OBJECTIVE: Locate the string "Static" in the records below. Copy every line where it occurs.

ENTRIES:
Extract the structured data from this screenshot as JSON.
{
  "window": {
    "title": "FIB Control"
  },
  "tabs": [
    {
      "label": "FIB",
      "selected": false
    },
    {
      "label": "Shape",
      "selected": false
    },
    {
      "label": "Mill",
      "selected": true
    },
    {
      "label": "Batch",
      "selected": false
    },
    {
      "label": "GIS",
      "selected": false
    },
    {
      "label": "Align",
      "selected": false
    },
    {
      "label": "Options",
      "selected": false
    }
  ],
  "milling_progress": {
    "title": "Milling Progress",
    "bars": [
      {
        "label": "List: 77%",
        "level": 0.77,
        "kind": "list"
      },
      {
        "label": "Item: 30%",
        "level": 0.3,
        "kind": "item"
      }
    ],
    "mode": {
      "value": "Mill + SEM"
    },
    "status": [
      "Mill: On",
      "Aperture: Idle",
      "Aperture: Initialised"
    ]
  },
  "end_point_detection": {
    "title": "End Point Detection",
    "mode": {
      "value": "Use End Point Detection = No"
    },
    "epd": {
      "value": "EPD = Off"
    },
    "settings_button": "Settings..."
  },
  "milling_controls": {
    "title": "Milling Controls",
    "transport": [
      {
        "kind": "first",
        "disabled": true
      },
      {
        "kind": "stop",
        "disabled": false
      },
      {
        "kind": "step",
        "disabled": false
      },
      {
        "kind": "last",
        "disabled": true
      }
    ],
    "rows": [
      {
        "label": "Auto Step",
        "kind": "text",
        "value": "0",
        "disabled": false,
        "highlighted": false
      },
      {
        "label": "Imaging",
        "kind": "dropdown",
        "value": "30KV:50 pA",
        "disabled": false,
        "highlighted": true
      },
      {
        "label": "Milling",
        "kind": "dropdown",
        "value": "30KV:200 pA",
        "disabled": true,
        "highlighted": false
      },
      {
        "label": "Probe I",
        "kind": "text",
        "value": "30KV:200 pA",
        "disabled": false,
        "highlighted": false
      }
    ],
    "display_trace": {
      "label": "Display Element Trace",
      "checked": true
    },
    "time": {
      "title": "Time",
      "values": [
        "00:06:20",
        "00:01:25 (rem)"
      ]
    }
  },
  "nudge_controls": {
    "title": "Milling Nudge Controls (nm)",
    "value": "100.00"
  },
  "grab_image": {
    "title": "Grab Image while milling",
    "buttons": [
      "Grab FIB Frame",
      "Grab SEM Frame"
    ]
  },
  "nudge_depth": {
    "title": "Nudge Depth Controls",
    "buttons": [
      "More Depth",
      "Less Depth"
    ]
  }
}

==

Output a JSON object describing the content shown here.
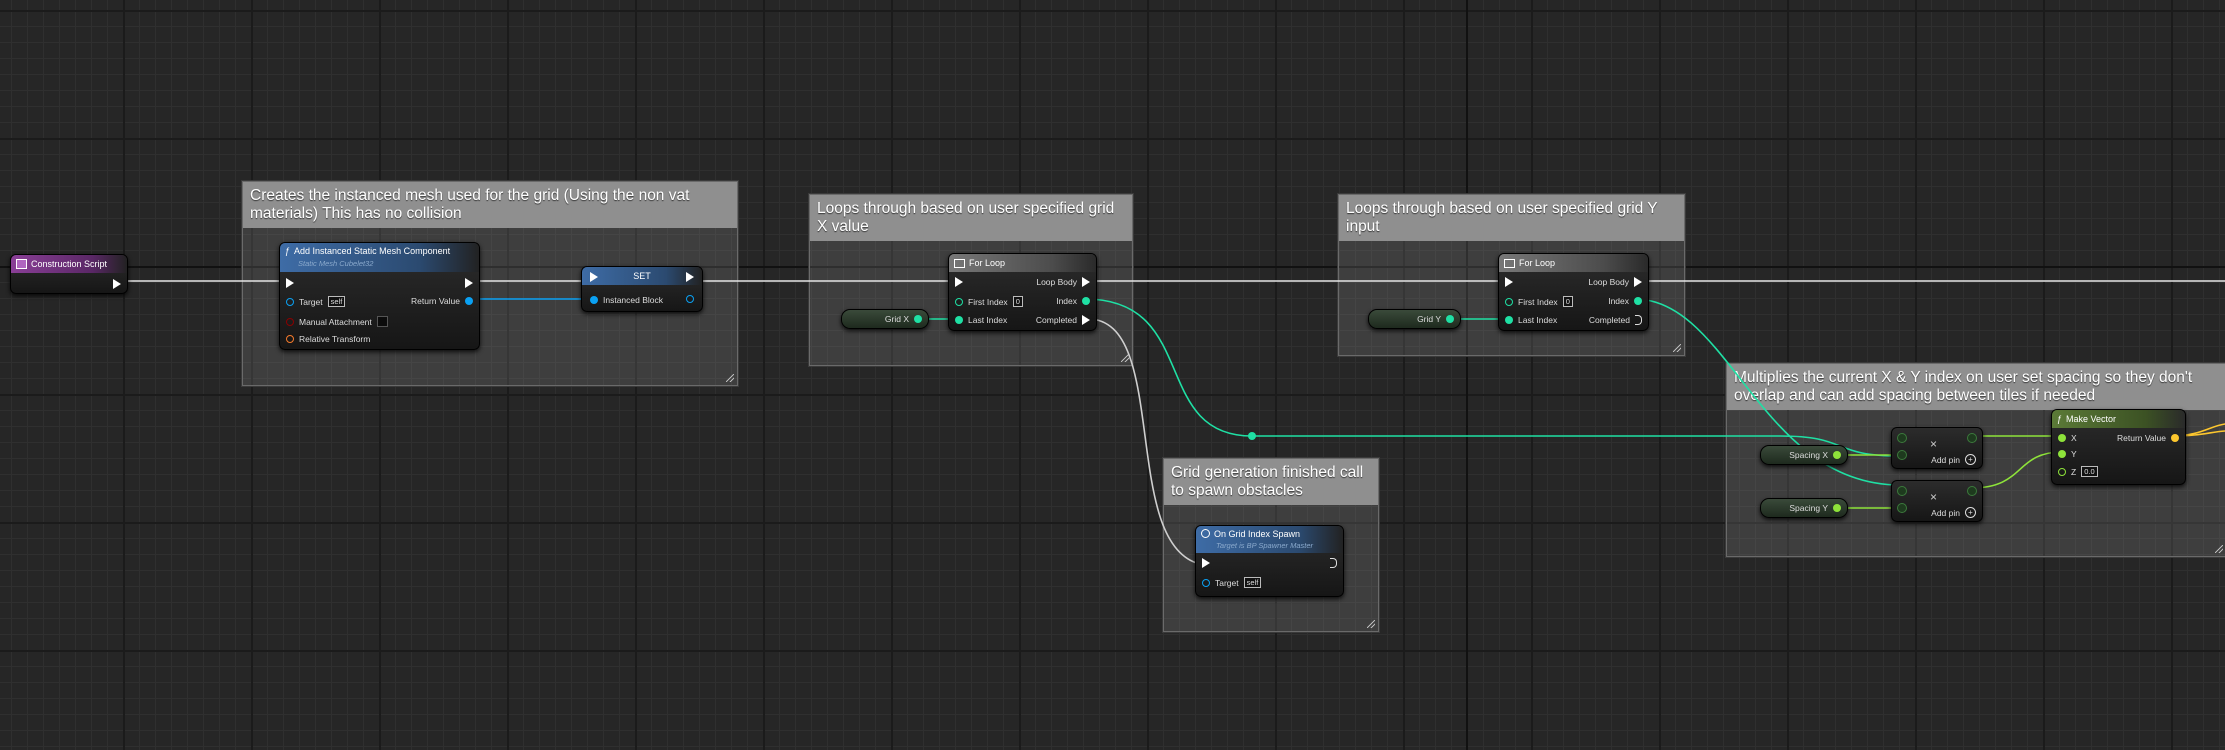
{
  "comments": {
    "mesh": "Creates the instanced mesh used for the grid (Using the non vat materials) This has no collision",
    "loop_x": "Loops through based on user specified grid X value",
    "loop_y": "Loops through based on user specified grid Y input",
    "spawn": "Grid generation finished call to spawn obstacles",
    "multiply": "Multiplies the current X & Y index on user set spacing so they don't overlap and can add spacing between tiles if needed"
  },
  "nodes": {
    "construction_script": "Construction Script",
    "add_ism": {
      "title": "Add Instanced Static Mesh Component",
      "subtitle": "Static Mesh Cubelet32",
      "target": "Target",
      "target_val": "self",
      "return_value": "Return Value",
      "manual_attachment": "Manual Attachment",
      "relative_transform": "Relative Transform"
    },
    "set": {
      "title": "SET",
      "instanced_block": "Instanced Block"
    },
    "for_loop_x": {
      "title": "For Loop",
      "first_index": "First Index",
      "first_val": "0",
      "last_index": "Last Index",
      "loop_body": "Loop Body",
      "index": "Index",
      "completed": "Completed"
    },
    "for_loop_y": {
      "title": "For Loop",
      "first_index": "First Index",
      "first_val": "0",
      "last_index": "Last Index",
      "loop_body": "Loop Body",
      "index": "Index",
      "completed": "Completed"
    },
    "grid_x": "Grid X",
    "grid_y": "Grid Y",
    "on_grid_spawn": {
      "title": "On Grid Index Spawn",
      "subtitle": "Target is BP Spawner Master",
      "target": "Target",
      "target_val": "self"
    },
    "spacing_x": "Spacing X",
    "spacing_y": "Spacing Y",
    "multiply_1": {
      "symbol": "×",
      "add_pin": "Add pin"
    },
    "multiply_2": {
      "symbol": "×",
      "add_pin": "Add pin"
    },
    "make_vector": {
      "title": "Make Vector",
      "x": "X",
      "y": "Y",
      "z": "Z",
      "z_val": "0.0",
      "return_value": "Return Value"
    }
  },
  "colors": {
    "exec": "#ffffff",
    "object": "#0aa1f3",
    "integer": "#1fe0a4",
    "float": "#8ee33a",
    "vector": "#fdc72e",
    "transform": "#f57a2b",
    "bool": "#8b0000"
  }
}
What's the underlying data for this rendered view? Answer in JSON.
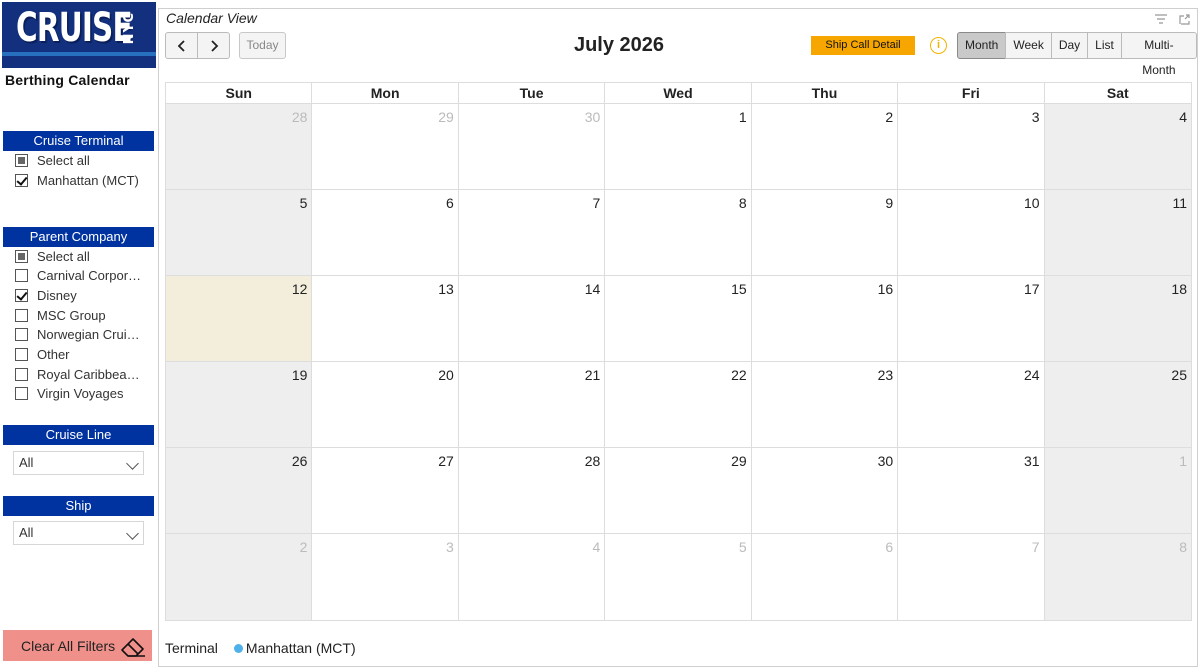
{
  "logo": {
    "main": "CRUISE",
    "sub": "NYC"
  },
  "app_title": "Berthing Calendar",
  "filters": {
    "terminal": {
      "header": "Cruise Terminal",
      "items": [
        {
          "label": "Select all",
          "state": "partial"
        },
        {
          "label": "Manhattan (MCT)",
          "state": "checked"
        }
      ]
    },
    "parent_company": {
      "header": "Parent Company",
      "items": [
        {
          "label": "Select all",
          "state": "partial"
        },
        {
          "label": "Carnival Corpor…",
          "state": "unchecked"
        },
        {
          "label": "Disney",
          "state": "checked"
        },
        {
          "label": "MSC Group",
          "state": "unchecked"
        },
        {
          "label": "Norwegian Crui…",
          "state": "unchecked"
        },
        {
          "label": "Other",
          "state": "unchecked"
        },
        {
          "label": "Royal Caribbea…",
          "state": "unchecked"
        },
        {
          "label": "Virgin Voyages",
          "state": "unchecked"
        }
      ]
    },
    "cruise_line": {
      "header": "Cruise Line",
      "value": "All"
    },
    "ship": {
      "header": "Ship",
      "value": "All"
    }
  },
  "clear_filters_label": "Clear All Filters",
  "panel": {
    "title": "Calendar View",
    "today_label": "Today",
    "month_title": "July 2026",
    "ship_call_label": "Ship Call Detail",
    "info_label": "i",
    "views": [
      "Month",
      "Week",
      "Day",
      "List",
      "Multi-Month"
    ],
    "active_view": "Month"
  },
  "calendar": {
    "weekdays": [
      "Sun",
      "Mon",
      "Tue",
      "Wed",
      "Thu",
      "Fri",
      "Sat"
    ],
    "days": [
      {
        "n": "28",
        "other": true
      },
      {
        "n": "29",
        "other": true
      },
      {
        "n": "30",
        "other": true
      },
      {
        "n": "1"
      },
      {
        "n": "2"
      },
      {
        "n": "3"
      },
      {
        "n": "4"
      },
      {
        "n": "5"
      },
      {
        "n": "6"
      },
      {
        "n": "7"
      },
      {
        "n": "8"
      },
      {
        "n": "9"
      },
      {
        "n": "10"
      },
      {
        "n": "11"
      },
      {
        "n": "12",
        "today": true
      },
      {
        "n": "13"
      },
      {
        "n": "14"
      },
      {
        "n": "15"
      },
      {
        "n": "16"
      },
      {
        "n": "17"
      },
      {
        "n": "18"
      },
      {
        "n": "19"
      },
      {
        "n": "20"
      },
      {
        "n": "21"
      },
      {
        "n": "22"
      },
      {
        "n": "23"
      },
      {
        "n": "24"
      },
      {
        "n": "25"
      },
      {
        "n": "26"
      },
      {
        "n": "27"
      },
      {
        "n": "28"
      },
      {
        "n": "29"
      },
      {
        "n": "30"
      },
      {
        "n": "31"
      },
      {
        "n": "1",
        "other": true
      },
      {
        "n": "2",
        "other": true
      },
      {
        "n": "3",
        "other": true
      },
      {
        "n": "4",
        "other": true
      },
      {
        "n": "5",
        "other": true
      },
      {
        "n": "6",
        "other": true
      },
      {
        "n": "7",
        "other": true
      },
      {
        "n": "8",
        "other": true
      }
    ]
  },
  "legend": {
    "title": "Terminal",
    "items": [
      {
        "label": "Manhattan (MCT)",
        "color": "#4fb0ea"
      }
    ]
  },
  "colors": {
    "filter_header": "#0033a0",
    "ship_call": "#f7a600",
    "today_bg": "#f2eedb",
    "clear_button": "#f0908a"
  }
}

WRITTEN SOLUTION:
      "title": "Add Instanced Static Mesh Component",
      "subtitle": "Static Mesh Cubelet32",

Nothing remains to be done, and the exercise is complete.